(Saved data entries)

******

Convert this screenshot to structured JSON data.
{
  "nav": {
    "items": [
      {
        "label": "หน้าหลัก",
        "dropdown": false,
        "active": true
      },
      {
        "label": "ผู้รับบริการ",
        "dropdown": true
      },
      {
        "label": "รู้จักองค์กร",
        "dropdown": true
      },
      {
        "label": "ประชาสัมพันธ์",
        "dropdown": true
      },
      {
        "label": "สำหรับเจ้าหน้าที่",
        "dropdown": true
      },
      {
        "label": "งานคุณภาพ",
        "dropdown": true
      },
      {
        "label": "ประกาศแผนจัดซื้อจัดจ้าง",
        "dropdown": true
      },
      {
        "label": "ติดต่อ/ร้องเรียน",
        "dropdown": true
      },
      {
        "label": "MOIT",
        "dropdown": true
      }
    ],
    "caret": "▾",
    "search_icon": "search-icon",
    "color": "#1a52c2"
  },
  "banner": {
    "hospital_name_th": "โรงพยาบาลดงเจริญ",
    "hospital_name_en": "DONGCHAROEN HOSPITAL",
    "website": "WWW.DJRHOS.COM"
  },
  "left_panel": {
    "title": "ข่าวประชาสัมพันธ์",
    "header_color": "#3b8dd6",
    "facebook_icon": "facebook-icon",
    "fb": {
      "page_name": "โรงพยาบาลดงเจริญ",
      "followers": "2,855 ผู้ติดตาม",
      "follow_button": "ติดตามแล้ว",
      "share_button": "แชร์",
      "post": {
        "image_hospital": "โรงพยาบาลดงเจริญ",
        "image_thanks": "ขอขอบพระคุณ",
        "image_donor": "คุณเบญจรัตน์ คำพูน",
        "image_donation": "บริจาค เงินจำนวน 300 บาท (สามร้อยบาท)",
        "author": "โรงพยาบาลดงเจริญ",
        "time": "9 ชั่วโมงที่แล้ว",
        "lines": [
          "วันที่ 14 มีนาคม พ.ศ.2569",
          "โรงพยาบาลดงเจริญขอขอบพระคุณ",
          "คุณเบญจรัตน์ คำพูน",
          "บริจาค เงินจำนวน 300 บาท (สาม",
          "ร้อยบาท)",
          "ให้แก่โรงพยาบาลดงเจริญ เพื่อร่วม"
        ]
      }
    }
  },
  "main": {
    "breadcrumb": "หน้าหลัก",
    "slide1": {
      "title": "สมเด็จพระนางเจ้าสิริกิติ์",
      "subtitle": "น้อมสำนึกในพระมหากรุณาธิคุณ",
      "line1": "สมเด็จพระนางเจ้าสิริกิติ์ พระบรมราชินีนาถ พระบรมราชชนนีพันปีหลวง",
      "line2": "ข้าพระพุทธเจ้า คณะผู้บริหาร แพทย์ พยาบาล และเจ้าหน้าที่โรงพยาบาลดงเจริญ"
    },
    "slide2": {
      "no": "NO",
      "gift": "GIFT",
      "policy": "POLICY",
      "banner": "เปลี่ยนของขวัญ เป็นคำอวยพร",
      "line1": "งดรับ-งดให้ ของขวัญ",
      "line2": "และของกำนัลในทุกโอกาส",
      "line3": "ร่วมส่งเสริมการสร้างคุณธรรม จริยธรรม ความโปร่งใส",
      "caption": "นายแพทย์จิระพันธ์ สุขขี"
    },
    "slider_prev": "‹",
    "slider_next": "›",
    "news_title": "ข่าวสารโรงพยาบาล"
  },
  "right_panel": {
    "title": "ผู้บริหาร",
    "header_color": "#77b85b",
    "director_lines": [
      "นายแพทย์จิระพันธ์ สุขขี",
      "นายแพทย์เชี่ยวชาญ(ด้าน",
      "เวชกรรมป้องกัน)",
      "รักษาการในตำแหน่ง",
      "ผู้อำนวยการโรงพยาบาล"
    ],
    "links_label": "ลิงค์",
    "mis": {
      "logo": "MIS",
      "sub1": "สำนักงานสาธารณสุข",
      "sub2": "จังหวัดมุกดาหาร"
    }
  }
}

******

*Your instructions*. Reproduce the material above exactly; please quote every line of it.

*Result*.
Convert this screenshot to structured JSON data.
{
  "nav": {
    "items": [
      {
        "label": "หน้าหลัก",
        "dropdown": false,
        "active": true
      },
      {
        "label": "ผู้รับบริการ",
        "dropdown": true
      },
      {
        "label": "รู้จักองค์กร",
        "dropdown": true
      },
      {
        "label": "ประชาสัมพันธ์",
        "dropdown": true
      },
      {
        "label": "สำหรับเจ้าหน้าที่",
        "dropdown": true
      },
      {
        "label": "งานคุณภาพ",
        "dropdown": true
      },
      {
        "label": "ประกาศแผนจัดซื้อจัดจ้าง",
        "dropdown": true
      },
      {
        "label": "ติดต่อ/ร้องเรียน",
        "dropdown": true
      },
      {
        "label": "MOIT",
        "dropdown": true
      }
    ],
    "caret": "▾",
    "search_icon": "search-icon",
    "color": "#1a52c2"
  },
  "banner": {
    "hospital_name_th": "โรงพยาบาลดงเจริญ",
    "hospital_name_en": "DONGCHAROEN HOSPITAL",
    "website": "WWW.DJRHOS.COM"
  },
  "left_panel": {
    "title": "ข่าวประชาสัมพันธ์",
    "header_color": "#3b8dd6",
    "facebook_icon": "facebook-icon",
    "fb": {
      "page_name": "โรงพยาบาลดงเจริญ",
      "followers": "2,855 ผู้ติดตาม",
      "follow_button": "ติดตามแล้ว",
      "share_button": "แชร์",
      "post": {
        "image_hospital": "โรงพยาบาลดงเจริญ",
        "image_thanks": "ขอขอบพระคุณ",
        "image_donor": "คุณเบญจรัตน์ คำพูน",
        "image_donation": "บริจาค เงินจำนวน 300 บาท (สามร้อยบาท)",
        "author": "โรงพยาบาลดงเจริญ",
        "time": "9 ชั่วโมงที่แล้ว",
        "lines": [
          "วันที่ 14 มีนาคม พ.ศ.2569",
          "โรงพยาบาลดงเจริญขอขอบพระคุณ",
          "คุณเบญจรัตน์ คำพูน",
          "บริจาค เงินจำนวน 300 บาท (สาม",
          "ร้อยบาท)",
          "ให้แก่โรงพยาบาลดงเจริญ เพื่อร่วม"
        ]
      }
    }
  },
  "main": {
    "breadcrumb": "หน้าหลัก",
    "slide1": {
      "title": "สมเด็จพระนางเจ้าสิริกิติ์",
      "subtitle": "น้อมสำนึกในพระมหากรุณาธิคุณ",
      "line1": "สมเด็จพระนางเจ้าสิริกิติ์ พระบรมราชินีนาถ พระบรมราชชนนีพันปีหลวง",
      "line2": "ข้าพระพุทธเจ้า คณะผู้บริหาร แพทย์ พยาบาล และเจ้าหน้าที่โรงพยาบาลดงเจริญ"
    },
    "slide2": {
      "no": "NO",
      "gift": "GIFT",
      "policy": "POLICY",
      "banner": "เปลี่ยนของขวัญ เป็นคำอวยพร",
      "line1": "งดรับ-งดให้ ของขวัญ",
      "line2": "และของกำนัลในทุกโอกาส",
      "line3": "ร่วมส่งเสริมการสร้างคุณธรรม จริยธรรม ความโปร่งใส",
      "caption": "นายแพทย์จิระพันธ์ สุขขี"
    },
    "slider_prev": "‹",
    "slider_next": "›",
    "news_title": "ข่าวสารโรงพยาบาล"
  },
  "right_panel": {
    "title": "ผู้บริหาร",
    "header_color": "#77b85b",
    "director_lines": [
      "นายแพทย์จิระพันธ์ สุขขี",
      "นายแพทย์เชี่ยวชาญ(ด้าน",
      "เวชกรรมป้องกัน)",
      "รักษาการในตำแหน่ง",
      "ผู้อำนวยการโรงพยาบาล"
    ],
    "links_label": "ลิงค์",
    "mis": {
      "logo": "MIS",
      "sub1": "สำนักงานสาธารณสุข",
      "sub2": "จังหวัดมุกดาหาร"
    }
  }
}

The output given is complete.